Work out how many lines of the records contain "Spending". Answer with the number and nothing else.

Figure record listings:
## begin
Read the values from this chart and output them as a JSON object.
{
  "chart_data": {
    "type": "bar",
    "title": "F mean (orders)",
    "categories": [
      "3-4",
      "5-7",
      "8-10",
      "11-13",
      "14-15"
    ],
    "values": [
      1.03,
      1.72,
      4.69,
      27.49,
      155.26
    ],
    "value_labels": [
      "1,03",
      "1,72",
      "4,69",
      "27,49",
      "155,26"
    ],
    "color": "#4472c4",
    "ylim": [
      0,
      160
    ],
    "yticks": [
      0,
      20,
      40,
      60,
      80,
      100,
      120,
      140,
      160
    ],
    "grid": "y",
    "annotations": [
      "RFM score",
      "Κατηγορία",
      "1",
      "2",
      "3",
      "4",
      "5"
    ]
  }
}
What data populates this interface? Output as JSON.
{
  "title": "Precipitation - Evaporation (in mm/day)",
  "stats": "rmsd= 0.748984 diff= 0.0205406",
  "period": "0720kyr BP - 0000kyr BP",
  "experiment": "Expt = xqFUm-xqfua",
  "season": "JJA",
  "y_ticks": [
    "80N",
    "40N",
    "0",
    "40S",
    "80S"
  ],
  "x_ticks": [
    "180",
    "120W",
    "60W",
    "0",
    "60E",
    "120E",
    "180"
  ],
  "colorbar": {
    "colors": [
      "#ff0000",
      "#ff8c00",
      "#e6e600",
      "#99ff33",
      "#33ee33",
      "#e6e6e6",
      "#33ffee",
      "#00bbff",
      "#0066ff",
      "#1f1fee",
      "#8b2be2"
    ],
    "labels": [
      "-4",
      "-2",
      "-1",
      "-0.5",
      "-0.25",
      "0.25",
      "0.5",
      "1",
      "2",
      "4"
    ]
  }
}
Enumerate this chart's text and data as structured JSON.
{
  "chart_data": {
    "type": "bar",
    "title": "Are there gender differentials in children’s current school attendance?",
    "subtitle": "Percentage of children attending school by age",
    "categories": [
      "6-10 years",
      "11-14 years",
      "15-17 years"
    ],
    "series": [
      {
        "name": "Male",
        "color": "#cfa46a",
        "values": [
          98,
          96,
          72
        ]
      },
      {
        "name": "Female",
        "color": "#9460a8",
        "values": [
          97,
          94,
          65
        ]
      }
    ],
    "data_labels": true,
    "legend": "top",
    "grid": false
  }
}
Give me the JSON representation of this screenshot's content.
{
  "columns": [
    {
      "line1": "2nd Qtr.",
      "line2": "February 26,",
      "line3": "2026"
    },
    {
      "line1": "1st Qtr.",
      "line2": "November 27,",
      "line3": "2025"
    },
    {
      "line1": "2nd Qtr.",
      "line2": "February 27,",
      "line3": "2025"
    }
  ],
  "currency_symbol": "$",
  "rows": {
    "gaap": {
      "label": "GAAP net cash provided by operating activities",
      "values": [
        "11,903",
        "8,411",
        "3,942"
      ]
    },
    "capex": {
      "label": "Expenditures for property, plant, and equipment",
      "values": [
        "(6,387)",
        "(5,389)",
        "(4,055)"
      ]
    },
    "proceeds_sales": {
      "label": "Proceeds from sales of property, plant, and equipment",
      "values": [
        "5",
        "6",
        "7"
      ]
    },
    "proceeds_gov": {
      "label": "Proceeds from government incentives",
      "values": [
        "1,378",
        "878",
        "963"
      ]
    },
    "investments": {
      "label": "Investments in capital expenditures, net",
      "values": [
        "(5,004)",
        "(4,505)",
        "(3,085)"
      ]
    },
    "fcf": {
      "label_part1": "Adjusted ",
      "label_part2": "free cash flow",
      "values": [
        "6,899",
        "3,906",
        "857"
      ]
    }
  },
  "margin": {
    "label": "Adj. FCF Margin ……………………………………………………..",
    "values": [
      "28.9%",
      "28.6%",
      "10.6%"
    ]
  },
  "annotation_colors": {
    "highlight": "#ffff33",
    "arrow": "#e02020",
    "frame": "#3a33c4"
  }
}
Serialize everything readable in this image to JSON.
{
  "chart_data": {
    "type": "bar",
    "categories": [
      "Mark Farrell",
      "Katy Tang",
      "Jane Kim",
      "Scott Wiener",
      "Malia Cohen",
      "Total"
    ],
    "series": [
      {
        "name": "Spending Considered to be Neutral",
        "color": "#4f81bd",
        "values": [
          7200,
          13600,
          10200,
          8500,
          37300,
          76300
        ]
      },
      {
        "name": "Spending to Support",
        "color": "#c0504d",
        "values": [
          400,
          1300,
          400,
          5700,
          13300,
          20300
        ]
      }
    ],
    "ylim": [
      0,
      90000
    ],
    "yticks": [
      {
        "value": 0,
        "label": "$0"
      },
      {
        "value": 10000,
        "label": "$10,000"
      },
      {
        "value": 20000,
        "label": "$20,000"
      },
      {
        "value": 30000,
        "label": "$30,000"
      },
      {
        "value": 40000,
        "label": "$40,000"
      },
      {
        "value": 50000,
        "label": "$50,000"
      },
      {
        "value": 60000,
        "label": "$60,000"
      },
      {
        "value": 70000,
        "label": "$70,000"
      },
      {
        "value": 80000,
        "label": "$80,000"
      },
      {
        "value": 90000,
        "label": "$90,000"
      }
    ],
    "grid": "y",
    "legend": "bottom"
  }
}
## end
▶ **Reply**
2